Work required - The answer should be a single number: how many lines of the entries below hold the word "Reality".
**** Extracted information ****
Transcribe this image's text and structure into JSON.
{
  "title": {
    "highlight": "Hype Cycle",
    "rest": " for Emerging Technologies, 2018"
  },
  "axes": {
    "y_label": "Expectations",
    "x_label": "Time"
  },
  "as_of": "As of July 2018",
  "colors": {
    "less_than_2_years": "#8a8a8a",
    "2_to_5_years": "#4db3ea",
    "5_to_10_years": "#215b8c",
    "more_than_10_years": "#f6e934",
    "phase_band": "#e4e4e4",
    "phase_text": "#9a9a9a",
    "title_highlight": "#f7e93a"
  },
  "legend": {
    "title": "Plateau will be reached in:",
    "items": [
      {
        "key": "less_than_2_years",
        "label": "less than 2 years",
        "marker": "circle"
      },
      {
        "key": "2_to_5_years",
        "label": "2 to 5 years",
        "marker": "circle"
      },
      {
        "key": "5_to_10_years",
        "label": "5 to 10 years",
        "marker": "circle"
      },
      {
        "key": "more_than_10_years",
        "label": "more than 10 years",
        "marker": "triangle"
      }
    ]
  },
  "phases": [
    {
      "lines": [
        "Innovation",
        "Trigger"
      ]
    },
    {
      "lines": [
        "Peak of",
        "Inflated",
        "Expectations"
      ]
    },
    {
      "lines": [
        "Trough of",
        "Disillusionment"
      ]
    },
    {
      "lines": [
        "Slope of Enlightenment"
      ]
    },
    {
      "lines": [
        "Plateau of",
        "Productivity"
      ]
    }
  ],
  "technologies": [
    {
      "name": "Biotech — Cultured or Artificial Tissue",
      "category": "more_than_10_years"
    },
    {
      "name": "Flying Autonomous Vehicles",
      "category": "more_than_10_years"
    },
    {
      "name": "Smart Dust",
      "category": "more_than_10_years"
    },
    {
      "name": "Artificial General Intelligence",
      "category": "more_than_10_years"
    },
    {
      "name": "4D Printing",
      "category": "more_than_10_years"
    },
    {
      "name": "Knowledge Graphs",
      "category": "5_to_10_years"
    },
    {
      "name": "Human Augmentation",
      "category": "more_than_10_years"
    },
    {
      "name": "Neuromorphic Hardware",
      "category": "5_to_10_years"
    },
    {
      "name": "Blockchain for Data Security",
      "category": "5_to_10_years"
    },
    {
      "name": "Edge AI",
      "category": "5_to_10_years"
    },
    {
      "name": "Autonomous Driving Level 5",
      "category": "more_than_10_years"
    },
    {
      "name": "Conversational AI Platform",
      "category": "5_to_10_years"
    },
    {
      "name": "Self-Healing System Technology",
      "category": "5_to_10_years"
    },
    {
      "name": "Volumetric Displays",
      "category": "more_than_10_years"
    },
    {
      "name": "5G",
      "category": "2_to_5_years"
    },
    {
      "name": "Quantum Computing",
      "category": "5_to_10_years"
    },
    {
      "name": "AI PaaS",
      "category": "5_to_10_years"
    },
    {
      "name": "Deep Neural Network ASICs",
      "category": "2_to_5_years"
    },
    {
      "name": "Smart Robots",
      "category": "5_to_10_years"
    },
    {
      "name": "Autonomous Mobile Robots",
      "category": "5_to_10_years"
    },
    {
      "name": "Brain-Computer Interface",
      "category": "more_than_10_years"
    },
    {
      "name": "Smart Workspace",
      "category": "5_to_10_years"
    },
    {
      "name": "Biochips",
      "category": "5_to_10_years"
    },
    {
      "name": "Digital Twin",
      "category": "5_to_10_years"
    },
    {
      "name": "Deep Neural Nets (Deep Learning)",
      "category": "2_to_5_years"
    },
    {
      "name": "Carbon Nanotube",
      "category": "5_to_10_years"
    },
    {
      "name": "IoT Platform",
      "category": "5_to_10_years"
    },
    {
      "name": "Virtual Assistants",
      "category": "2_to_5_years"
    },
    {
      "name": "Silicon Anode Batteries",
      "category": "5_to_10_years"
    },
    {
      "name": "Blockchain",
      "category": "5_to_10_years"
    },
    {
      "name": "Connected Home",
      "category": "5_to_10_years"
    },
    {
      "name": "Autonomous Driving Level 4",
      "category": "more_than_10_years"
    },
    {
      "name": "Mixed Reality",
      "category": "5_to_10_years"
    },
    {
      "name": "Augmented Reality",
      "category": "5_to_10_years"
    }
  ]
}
****
**** Extracted information ****
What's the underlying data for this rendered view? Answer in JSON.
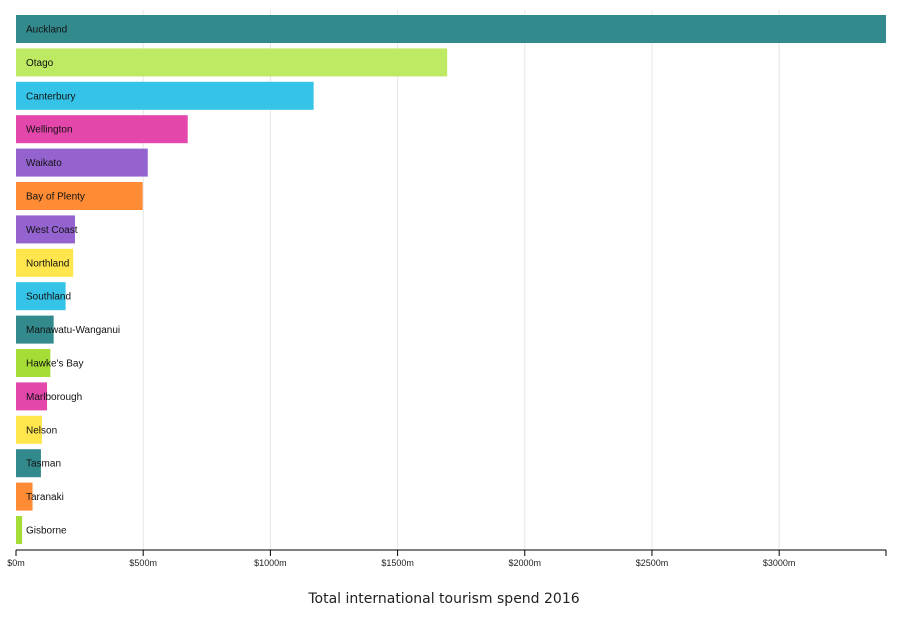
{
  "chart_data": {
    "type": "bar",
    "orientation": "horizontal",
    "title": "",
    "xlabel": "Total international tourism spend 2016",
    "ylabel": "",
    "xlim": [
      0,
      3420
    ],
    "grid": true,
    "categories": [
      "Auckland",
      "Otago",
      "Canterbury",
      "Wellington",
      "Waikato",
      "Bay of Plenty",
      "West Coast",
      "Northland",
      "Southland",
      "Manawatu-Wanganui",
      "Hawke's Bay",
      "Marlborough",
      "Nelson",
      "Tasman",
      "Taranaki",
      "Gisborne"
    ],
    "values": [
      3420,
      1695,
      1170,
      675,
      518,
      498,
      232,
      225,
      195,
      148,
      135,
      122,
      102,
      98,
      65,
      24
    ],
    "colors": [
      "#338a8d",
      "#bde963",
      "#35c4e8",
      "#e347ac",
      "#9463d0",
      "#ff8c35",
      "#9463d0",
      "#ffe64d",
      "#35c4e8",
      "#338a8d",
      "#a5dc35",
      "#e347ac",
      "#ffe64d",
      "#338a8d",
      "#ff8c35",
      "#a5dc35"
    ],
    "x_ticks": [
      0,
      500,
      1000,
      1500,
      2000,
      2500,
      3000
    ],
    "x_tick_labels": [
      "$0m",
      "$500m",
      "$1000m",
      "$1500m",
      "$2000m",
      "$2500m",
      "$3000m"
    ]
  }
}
****
Expected output - 2